§ **Your goal**
Retype the material that follows, keeping every word as it is.

§ **Exercise material**
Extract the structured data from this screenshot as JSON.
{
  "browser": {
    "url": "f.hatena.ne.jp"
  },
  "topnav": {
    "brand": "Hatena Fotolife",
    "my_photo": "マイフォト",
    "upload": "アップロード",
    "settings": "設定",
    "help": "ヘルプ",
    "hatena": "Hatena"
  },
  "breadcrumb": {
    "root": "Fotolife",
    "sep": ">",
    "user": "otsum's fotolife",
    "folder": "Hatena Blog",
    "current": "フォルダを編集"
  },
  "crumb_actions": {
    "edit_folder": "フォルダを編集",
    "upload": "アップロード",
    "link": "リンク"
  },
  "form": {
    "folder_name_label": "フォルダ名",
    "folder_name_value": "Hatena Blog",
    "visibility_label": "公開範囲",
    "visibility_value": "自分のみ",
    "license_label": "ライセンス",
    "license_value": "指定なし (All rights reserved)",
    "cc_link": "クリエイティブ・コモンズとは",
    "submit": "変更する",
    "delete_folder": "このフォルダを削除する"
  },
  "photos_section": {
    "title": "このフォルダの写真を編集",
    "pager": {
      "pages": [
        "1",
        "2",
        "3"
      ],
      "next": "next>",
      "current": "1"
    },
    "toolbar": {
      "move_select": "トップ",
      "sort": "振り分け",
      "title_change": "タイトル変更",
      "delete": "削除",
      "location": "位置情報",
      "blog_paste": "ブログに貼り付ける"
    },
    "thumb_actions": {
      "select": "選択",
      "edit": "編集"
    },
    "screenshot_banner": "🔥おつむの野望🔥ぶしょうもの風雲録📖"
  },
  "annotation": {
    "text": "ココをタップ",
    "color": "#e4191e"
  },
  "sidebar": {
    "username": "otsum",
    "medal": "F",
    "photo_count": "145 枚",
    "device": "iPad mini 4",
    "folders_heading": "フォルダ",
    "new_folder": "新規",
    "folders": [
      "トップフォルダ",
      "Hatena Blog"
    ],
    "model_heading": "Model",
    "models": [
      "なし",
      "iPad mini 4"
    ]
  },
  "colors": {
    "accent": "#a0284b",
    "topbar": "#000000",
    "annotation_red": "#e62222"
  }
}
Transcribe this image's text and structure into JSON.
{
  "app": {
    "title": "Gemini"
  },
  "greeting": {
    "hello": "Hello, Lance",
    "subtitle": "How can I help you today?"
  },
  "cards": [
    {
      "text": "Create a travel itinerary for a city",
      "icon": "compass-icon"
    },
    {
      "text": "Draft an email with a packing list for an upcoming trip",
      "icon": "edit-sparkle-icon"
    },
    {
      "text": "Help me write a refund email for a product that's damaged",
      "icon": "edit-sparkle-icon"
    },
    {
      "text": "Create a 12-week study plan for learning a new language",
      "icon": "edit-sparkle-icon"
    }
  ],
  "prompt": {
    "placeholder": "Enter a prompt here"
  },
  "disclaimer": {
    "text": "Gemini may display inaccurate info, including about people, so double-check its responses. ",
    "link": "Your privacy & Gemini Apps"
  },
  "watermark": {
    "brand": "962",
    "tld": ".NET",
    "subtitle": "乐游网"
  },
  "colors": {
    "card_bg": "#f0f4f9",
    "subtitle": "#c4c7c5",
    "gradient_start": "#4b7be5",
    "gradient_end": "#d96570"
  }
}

§ **Response for this exercise**
Extract the structured data from this screenshot as JSON.
{
  "browser": {
    "url": "f.hatena.ne.jp"
  },
  "topnav": {
    "brand": "Hatena Fotolife",
    "my_photo": "マイフォト",
    "upload": "アップロード",
    "settings": "設定",
    "help": "ヘルプ",
    "hatena": "Hatena"
  },
  "breadcrumb": {
    "root": "Fotolife",
    "sep": ">",
    "user": "otsum's fotolife",
    "folder": "Hatena Blog",
    "current": "フォルダを編集"
  },
  "crumb_actions": {
    "edit_folder": "フォルダを編集",
    "upload": "アップロード",
    "link": "リンク"
  },
  "form": {
    "folder_name_label": "フォルダ名",
    "folder_name_value": "Hatena Blog",
    "visibility_label": "公開範囲",
    "visibility_value": "自分のみ",
    "license_label": "ライセンス",
    "license_value": "指定なし (All rights reserved)",
    "cc_link": "クリエイティブ・コモンズとは",
    "submit": "変更する",
    "delete_folder": "このフォルダを削除する"
  },
  "photos_section": {
    "title": "このフォルダの写真を編集",
    "pager": {
      "pages": [
        "1",
        "2",
        "3"
      ],
      "next": "next>",
      "current": "1"
    },
    "toolbar": {
      "move_select": "トップ",
      "sort": "振り分け",
      "title_change": "タイトル変更",
      "delete": "削除",
      "location": "位置情報",
      "blog_paste": "ブログに貼り付ける"
    },
    "thumb_actions": {
      "select": "選択",
      "edit": "編集"
    },
    "screenshot_banner": "🔥おつむの野望🔥ぶしょうもの風雲録📖"
  },
  "annotation": {
    "text": "ココをタップ",
    "color": "#e4191e"
  },
  "sidebar": {
    "username": "otsum",
    "medal": "F",
    "photo_count": "145 枚",
    "device": "iPad mini 4",
    "folders_heading": "フォルダ",
    "new_folder": "新規",
    "folders": [
      "トップフォルダ",
      "Hatena Blog"
    ],
    "model_heading": "Model",
    "models": [
      "なし",
      "iPad mini 4"
    ]
  },
  "colors": {
    "accent": "#a0284b",
    "topbar": "#000000",
    "annotation_red": "#e62222"
  }
}
Transcribe this image's text and structure into JSON.
{
  "app": {
    "title": "Gemini"
  },
  "greeting": {
    "hello": "Hello, Lance",
    "subtitle": "How can I help you today?"
  },
  "cards": [
    {
      "text": "Create a travel itinerary for a city",
      "icon": "compass-icon"
    },
    {
      "text": "Draft an email with a packing list for an upcoming trip",
      "icon": "edit-sparkle-icon"
    },
    {
      "text": "Help me write a refund email for a product that's damaged",
      "icon": "edit-sparkle-icon"
    },
    {
      "text": "Create a 12-week study plan for learning a new language",
      "icon": "edit-sparkle-icon"
    }
  ],
  "prompt": {
    "placeholder": "Enter a prompt here"
  },
  "disclaimer": {
    "text": "Gemini may display inaccurate info, including about people, so double-check its responses. ",
    "link": "Your privacy & Gemini Apps"
  },
  "watermark": {
    "brand": "962",
    "tld": ".NET",
    "subtitle": "乐游网"
  },
  "colors": {
    "card_bg": "#f0f4f9",
    "subtitle": "#c4c7c5",
    "gradient_start": "#4b7be5",
    "gradient_end": "#d96570"
  }
}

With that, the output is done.